** START Records for this task **
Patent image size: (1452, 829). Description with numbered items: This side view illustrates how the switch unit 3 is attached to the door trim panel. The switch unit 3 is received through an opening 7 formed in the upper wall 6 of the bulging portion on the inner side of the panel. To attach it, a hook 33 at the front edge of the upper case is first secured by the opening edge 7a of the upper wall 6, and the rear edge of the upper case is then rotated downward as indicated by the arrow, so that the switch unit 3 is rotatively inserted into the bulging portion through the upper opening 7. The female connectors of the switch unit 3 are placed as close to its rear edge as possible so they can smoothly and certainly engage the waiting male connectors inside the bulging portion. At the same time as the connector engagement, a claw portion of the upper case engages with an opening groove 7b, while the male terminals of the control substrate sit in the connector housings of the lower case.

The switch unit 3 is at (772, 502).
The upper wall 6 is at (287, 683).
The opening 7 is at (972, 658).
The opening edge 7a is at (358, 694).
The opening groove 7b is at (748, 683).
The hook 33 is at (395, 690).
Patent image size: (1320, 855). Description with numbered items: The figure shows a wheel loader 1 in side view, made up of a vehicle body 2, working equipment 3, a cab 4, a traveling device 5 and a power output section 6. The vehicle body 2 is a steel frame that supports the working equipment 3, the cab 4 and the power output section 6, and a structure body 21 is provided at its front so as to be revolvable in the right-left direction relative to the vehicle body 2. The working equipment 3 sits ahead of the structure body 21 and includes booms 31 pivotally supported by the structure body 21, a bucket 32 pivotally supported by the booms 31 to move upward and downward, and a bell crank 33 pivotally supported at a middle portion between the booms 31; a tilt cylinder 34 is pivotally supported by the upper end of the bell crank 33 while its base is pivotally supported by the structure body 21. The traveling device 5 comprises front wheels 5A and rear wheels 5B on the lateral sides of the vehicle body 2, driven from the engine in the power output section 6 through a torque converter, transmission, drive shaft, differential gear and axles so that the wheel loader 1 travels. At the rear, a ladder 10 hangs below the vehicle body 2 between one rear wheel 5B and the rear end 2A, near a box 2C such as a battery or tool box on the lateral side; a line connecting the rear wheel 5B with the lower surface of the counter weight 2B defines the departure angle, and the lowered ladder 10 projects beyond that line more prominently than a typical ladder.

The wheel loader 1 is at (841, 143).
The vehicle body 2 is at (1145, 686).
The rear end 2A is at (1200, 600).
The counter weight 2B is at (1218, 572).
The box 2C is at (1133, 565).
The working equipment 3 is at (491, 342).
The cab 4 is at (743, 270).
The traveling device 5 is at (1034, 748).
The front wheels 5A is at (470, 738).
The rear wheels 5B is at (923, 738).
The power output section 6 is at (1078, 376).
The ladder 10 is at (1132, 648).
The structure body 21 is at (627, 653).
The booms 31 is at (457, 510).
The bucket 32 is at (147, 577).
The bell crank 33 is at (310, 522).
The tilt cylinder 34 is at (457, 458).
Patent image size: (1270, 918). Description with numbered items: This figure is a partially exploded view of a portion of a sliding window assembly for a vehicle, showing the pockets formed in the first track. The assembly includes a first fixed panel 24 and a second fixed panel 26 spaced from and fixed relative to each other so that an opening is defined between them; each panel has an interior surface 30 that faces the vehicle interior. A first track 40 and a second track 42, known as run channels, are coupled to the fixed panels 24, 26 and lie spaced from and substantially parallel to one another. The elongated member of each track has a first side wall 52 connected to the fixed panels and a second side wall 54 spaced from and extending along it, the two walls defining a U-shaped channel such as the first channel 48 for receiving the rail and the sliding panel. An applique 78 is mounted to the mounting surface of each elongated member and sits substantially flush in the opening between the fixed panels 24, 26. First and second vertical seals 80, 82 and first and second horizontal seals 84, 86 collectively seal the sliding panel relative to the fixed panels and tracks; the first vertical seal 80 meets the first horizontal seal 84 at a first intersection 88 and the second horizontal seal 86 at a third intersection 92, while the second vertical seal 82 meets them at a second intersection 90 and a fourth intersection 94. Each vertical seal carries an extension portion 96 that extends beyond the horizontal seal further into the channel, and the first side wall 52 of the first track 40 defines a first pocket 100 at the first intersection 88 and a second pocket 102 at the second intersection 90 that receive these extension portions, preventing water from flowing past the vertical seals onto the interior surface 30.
** END Records for this task **
# Task details
Reproduce the entries above, swapping "side view" for "lateral view" and keeping everything else the same.

# Exercise response
Patent image size: (1452, 829). Description with numbered items: This lateral view illustrates how the switch unit 3 is attached to the door trim panel. The switch unit 3 is received through an opening 7 formed in the upper wall 6 of the bulging portion on the inner side of the panel. To attach it, a hook 33 at the front edge of the upper case is first secured by the opening edge 7a of the upper wall 6, and the rear edge of the upper case is then rotated downward as indicated by the arrow, so that the switch unit 3 is rotatively inserted into the bulging portion through the upper opening 7. The female connectors of the switch unit 3 are placed as close to its rear edge as possible so they can smoothly and certainly engage the waiting male connectors inside the bulging portion. At the same time as the connector engagement, a claw portion of the upper case engages with an opening groove 7b, while the male terminals of the control substrate sit in the connector housings of the lower case.

The switch unit 3 is at (772, 502).
The upper wall 6 is at (287, 683).
The opening 7 is at (972, 658).
The opening edge 7a is at (358, 694).
The opening groove 7b is at (748, 683).
The hook 33 is at (395, 690).
Patent image size: (1320, 855). Description with numbered items: The figure shows a wheel loader 1 in lateral view, made up of a vehicle body 2, working equipment 3, a cab 4, a traveling device 5 and a power output section 6. The vehicle body 2 is a steel frame that supports the working equipment 3, the cab 4 and the power output section 6, and a structure body 21 is provided at its front so as to be revolvable in the right-left direction relative to the vehicle body 2. The working equipment 3 sits ahead of the structure body 21 and includes booms 31 pivotally supported by the structure body 21, a bucket 32 pivotally supported by the booms 31 to move upward and downward, and a bell crank 33 pivotally supported at a middle portion between the booms 31; a tilt cylinder 34 is pivotally supported by the upper end of the bell crank 33 while its base is pivotally supported by the structure body 21. The traveling device 5 comprises front wheels 5A and rear wheels 5B on the lateral sides of the vehicle body 2, driven from the engine in the power output section 6 through a torque converter, transmission, drive shaft, differential gear and axles so that the wheel loader 1 travels. At the rear, a ladder 10 hangs below the vehicle body 2 between one rear wheel 5B and the rear end 2A, near a box 2C such as a battery or tool box on the lateral side; a line connecting the rear wheel 5B with the lower surface of the counter weight 2B defines the departure angle, and the lowered ladder 10 projects beyond that line more prominently than a typical ladder.

The wheel loader 1 is at (841, 143).
The vehicle body 2 is at (1145, 686).
The rear end 2A is at (1200, 600).
The counter weight 2B is at (1218, 572).
The box 2C is at (1133, 565).
The working equipment 3 is at (491, 342).
The cab 4 is at (743, 270).
The traveling device 5 is at (1034, 748).
The front wheels 5A is at (470, 738).
The rear wheels 5B is at (923, 738).
The power output section 6 is at (1078, 376).
The ladder 10 is at (1132, 648).
The structure body 21 is at (627, 653).
The booms 31 is at (457, 510).
The bucket 32 is at (147, 577).
The bell crank 33 is at (310, 522).
The tilt cylinder 34 is at (457, 458).
Patent image size: (1270, 918). Description with numbered items: This figure is a partially exploded view of a portion of a sliding window assembly for a vehicle, showing the pockets formed in the first track. The assembly includes a first fixed panel 24 and a second fixed panel 26 spaced from and fixed relative to each other so that an opening is defined between them; each panel has an interior surface 30 that faces the vehicle interior. A first track 40 and a second track 42, known as run channels, are coupled to the fixed panels 24, 26 and lie spaced from and substantially parallel to one another. The elongated member of each track has a first side wall 52 connected to the fixed panels and a second side wall 54 spaced from and extending along it, the two walls defining a U-shaped channel such as the first channel 48 for receiving the rail and the sliding panel. An applique 78 is mounted to the mounting surface of each elongated member and sits substantially flush in the opening between the fixed panels 24, 26. First and second vertical seals 80, 82 and first and second horizontal seals 84, 86 collectively seal the sliding panel relative to the fixed panels and tracks; the first vertical seal 80 meets the first horizontal seal 84 at a first intersection 88 and the second horizontal seal 86 at a third intersection 92, while the second vertical seal 82 meets them at a second intersection 90 and a fourth intersection 94. Each vertical seal carries an extension portion 96 that extends beyond the horizontal seal further into the channel, and the first side wall 52 of the first track 40 defines a first pocket 100 at the first intersection 88 and a second pocket 102 at the second intersection 90 that receive these extension portions, preventing water from flowing past the vertical seals onto the interior surface 30.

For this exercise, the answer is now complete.